#### What the task asks
Copy every line of the material below, changing nothing.

#### Recorded information
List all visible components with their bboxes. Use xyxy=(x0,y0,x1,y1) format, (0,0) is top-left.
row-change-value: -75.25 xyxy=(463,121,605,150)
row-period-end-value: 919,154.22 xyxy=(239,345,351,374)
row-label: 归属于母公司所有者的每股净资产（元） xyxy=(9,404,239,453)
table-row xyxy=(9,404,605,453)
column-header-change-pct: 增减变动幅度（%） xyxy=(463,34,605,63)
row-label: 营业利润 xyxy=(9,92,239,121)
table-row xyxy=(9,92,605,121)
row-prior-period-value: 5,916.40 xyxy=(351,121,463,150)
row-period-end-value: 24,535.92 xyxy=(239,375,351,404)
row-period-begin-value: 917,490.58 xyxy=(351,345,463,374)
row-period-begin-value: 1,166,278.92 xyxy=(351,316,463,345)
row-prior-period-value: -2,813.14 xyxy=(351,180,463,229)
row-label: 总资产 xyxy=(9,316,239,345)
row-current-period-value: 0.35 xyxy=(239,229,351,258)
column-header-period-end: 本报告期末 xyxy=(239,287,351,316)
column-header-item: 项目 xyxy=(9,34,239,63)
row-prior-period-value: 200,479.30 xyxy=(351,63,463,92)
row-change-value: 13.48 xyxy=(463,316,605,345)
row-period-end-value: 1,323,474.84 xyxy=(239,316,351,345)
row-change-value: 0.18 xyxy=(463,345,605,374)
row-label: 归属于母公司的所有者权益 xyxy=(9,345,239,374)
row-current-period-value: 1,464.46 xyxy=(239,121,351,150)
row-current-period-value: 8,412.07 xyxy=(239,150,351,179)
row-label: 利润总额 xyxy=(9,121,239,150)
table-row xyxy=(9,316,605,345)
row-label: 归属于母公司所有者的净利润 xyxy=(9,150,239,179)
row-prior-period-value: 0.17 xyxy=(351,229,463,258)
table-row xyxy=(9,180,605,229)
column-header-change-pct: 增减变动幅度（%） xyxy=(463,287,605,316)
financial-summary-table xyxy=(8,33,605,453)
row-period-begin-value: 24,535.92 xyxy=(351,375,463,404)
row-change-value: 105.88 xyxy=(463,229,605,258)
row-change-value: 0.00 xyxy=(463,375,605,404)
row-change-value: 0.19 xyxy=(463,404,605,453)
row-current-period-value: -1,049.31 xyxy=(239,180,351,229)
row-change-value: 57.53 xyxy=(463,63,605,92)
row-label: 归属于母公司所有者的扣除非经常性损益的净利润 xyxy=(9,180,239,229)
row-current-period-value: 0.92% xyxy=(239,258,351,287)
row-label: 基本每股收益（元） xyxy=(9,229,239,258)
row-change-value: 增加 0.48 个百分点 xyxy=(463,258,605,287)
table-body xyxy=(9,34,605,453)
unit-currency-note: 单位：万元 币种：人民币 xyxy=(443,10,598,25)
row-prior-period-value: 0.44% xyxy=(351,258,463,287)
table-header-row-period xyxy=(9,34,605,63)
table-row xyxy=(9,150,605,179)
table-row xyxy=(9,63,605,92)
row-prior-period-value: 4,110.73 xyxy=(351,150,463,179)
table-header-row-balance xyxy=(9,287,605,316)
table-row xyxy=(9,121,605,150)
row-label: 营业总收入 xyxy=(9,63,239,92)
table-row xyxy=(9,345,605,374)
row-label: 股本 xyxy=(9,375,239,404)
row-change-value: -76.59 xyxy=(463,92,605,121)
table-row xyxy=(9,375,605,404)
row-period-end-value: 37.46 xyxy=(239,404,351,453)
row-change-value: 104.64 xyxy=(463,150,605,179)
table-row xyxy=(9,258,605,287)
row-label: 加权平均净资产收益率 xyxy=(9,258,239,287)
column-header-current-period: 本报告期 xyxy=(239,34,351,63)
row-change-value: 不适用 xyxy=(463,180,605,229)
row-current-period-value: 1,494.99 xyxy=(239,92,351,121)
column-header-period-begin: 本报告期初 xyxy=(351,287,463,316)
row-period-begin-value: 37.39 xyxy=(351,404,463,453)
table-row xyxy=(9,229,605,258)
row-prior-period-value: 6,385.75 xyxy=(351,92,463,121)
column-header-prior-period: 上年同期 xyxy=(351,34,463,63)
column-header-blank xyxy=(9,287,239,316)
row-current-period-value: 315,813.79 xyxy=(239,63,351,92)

#### Correct response
List all visible components with their bboxes. Use xyxy=(x0,y0,x1,y1) format, (0,0) is top-left.
row-change-value: -75.25 xyxy=(463,121,605,150)
row-period-end-value: 919,154.22 xyxy=(239,345,351,374)
row-label: 归属于母公司所有者的每股净资产（元） xyxy=(9,404,239,453)
table-row xyxy=(9,404,605,453)
column-header-change-pct: 增减变动幅度（%） xyxy=(463,34,605,63)
row-label: 营业利润 xyxy=(9,92,239,121)
table-row xyxy=(9,92,605,121)
row-prior-period-value: 5,916.40 xyxy=(351,121,463,150)
row-period-end-value: 24,535.92 xyxy=(239,375,351,404)
row-period-begin-value: 917,490.58 xyxy=(351,345,463,374)
row-period-begin-value: 1,166,278.92 xyxy=(351,316,463,345)
row-prior-period-value: -2,813.14 xyxy=(351,180,463,229)
row-label: 总资产 xyxy=(9,316,239,345)
row-current-period-value: 0.35 xyxy=(239,229,351,258)
column-header-period-end: 本报告期末 xyxy=(239,287,351,316)
column-header-item: 项目 xyxy=(9,34,239,63)
row-prior-period-value: 200,479.30 xyxy=(351,63,463,92)
row-change-value: 13.48 xyxy=(463,316,605,345)
row-period-end-value: 1,323,474.84 xyxy=(239,316,351,345)
row-change-value: 0.18 xyxy=(463,345,605,374)
row-label: 归属于母公司的所有者权益 xyxy=(9,345,239,374)
row-current-period-value: 1,464.46 xyxy=(239,121,351,150)
row-current-period-value: 8,412.07 xyxy=(239,150,351,179)
row-label: 利润总额 xyxy=(9,121,239,150)
table-row xyxy=(9,316,605,345)
row-label: 归属于母公司所有者的净利润 xyxy=(9,150,239,179)
row-prior-period-value: 0.17 xyxy=(351,229,463,258)
table-row xyxy=(9,180,605,229)
column-header-change-pct: 增减变动幅度（%） xyxy=(463,287,605,316)
financial-summary-table xyxy=(8,33,605,453)
row-period-begin-value: 24,535.92 xyxy=(351,375,463,404)
row-change-value: 105.88 xyxy=(463,229,605,258)
row-change-value: 0.00 xyxy=(463,375,605,404)
row-change-value: 0.19 xyxy=(463,404,605,453)
row-current-period-value: -1,049.31 xyxy=(239,180,351,229)
row-change-value: 57.53 xyxy=(463,63,605,92)
row-label: 归属于母公司所有者的扣除非经常性损益的净利润 xyxy=(9,180,239,229)
row-current-period-value: 0.92% xyxy=(239,258,351,287)
row-label: 基本每股收益（元） xyxy=(9,229,239,258)
row-change-value: 增加 0.48 个百分点 xyxy=(463,258,605,287)
table-body xyxy=(9,34,605,453)
unit-currency-note: 单位：万元 币种：人民币 xyxy=(443,10,598,25)
row-prior-period-value: 0.44% xyxy=(351,258,463,287)
table-header-row-period xyxy=(9,34,605,63)
table-row xyxy=(9,150,605,179)
table-row xyxy=(9,63,605,92)
row-prior-period-value: 4,110.73 xyxy=(351,150,463,179)
table-header-row-balance xyxy=(9,287,605,316)
table-row xyxy=(9,121,605,150)
row-label: 营业总收入 xyxy=(9,63,239,92)
table-row xyxy=(9,345,605,374)
row-label: 股本 xyxy=(9,375,239,404)
row-change-value: -76.59 xyxy=(463,92,605,121)
table-row xyxy=(9,375,605,404)
row-period-end-value: 37.46 xyxy=(239,404,351,453)
row-change-value: 104.64 xyxy=(463,150,605,179)
table-row xyxy=(9,258,605,287)
row-label: 加权平均净资产收益率 xyxy=(9,258,239,287)
column-header-current-period: 本报告期 xyxy=(239,34,351,63)
row-change-value: 不适用 xyxy=(463,180,605,229)
row-current-period-value: 1,494.99 xyxy=(239,92,351,121)
column-header-period-begin: 本报告期初 xyxy=(351,287,463,316)
row-period-begin-value: 37.39 xyxy=(351,404,463,453)
table-row xyxy=(9,229,605,258)
row-prior-period-value: 6,385.75 xyxy=(351,92,463,121)
column-header-prior-period: 上年同期 xyxy=(351,34,463,63)
column-header-blank xyxy=(9,287,239,316)
row-current-period-value: 315,813.79 xyxy=(239,63,351,92)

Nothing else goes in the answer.